§ DATASET EXCERPTS
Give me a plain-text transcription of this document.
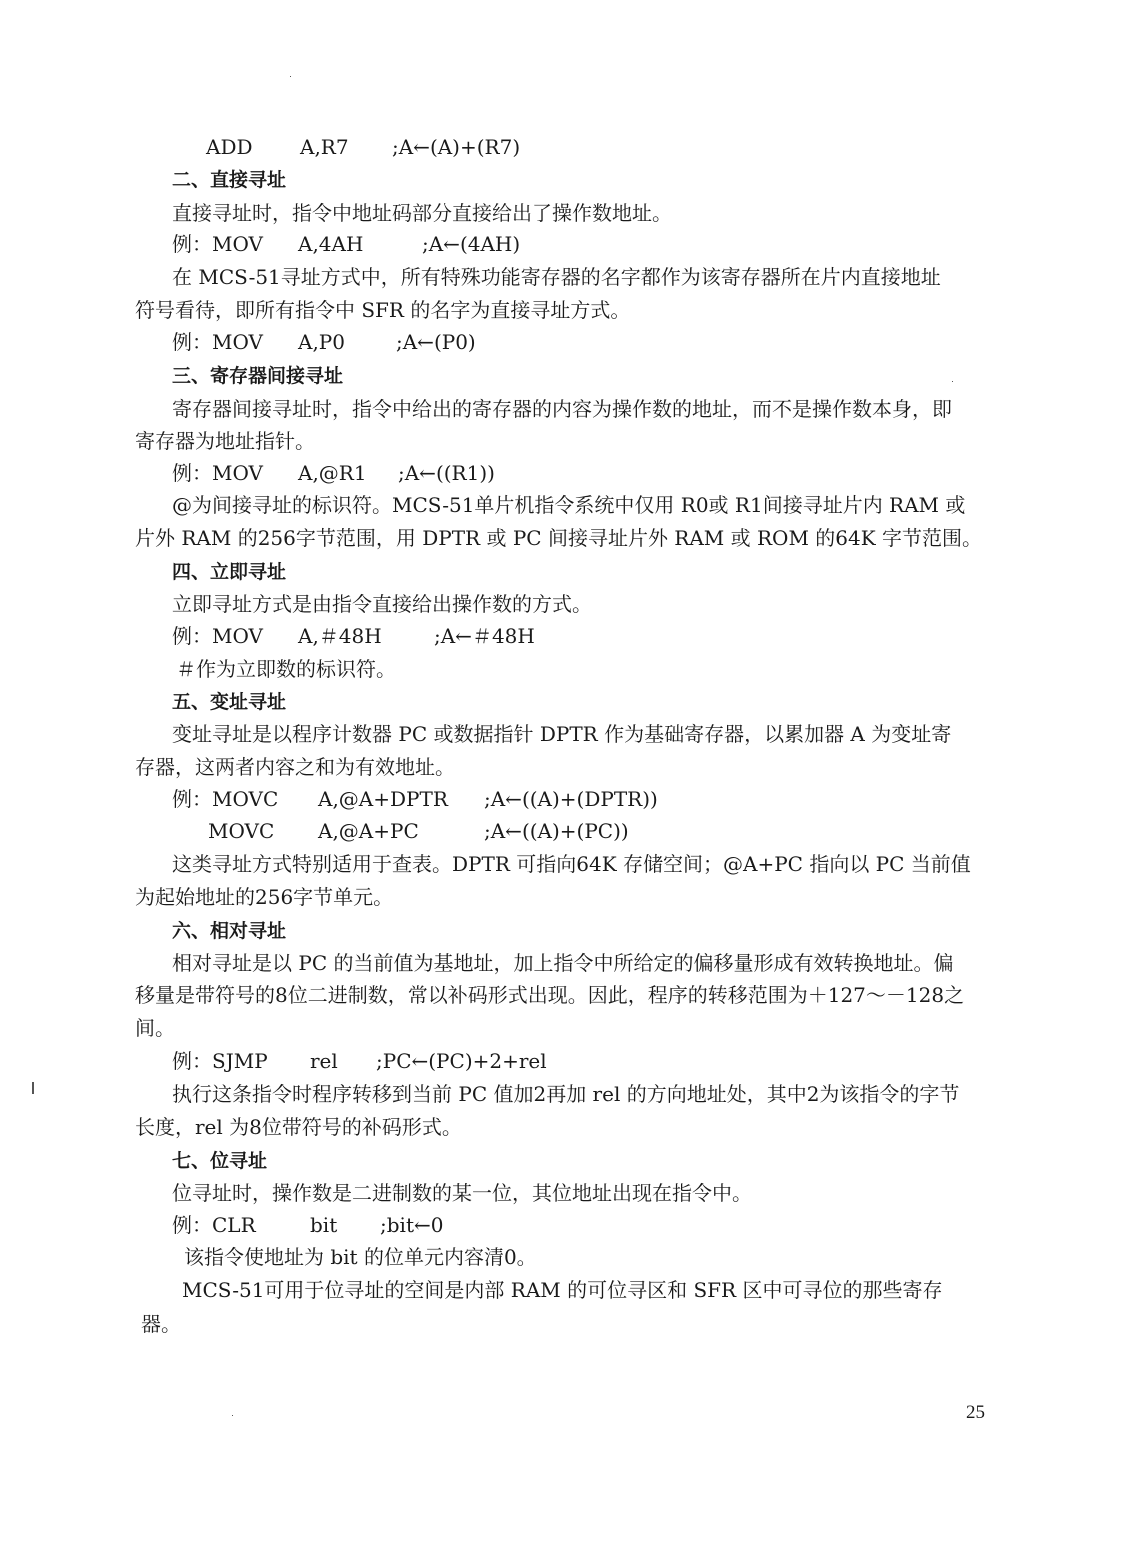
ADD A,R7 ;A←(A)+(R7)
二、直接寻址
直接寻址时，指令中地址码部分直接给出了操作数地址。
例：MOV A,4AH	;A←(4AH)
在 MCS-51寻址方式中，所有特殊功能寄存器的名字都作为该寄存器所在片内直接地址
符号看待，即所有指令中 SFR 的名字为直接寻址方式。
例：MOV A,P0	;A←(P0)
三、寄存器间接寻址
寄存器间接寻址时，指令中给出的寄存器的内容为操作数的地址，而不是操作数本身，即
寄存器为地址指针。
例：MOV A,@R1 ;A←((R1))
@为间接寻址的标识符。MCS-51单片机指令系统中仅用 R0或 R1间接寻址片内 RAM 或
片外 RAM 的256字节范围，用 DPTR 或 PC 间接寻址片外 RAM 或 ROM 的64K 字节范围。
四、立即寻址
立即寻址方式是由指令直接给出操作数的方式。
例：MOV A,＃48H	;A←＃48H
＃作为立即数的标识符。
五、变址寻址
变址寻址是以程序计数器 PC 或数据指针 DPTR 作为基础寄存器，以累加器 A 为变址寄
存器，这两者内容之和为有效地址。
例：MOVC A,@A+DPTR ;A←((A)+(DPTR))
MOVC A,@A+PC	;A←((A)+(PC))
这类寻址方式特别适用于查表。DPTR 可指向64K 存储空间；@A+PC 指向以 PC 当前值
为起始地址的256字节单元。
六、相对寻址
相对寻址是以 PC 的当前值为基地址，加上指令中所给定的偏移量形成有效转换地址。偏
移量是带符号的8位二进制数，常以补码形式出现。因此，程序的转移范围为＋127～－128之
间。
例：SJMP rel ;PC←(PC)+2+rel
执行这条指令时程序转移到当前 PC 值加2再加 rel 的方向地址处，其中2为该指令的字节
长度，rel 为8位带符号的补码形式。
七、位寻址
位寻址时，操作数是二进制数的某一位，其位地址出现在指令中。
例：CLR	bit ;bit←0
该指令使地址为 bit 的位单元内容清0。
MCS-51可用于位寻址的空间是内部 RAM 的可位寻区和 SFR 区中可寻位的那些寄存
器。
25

§ WHAT IS BEING ASKED
Your task is to repeat the material above exactly, without its pictures.

§ OUTPUT FOR THIS TASK
Give me a plain-text transcription of this document.
ADD A,R7 ;A←(A)+(R7)
二、直接寻址
直接寻址时，指令中地址码部分直接给出了操作数地址。
例：MOV A,4AH	;A←(4AH)
在 MCS-51寻址方式中，所有特殊功能寄存器的名字都作为该寄存器所在片内直接地址
符号看待，即所有指令中 SFR 的名字为直接寻址方式。
例：MOV A,P0	;A←(P0)
三、寄存器间接寻址
寄存器间接寻址时，指令中给出的寄存器的内容为操作数的地址，而不是操作数本身，即
寄存器为地址指针。
例：MOV A,@R1 ;A←((R1))
@为间接寻址的标识符。MCS-51单片机指令系统中仅用 R0或 R1间接寻址片内 RAM 或
片外 RAM 的256字节范围，用 DPTR 或 PC 间接寻址片外 RAM 或 ROM 的64K 字节范围。
四、立即寻址
立即寻址方式是由指令直接给出操作数的方式。
例：MOV A,＃48H	;A←＃48H
＃作为立即数的标识符。
五、变址寻址
变址寻址是以程序计数器 PC 或数据指针 DPTR 作为基础寄存器，以累加器 A 为变址寄
存器，这两者内容之和为有效地址。
例：MOVC A,@A+DPTR ;A←((A)+(DPTR))
MOVC A,@A+PC	;A←((A)+(PC))
这类寻址方式特别适用于查表。DPTR 可指向64K 存储空间；@A+PC 指向以 PC 当前值
为起始地址的256字节单元。
六、相对寻址
相对寻址是以 PC 的当前值为基地址，加上指令中所给定的偏移量形成有效转换地址。偏
移量是带符号的8位二进制数，常以补码形式出现。因此，程序的转移范围为＋127～－128之
间。
例：SJMP rel ;PC←(PC)+2+rel
执行这条指令时程序转移到当前 PC 值加2再加 rel 的方向地址处，其中2为该指令的字节
长度，rel 为8位带符号的补码形式。
七、位寻址
位寻址时，操作数是二进制数的某一位，其位地址出现在指令中。
例：CLR	bit ;bit←0
该指令使地址为 bit 的位单元内容清0。
MCS-51可用于位寻址的空间是内部 RAM 的可位寻区和 SFR 区中可寻位的那些寄存
器。
25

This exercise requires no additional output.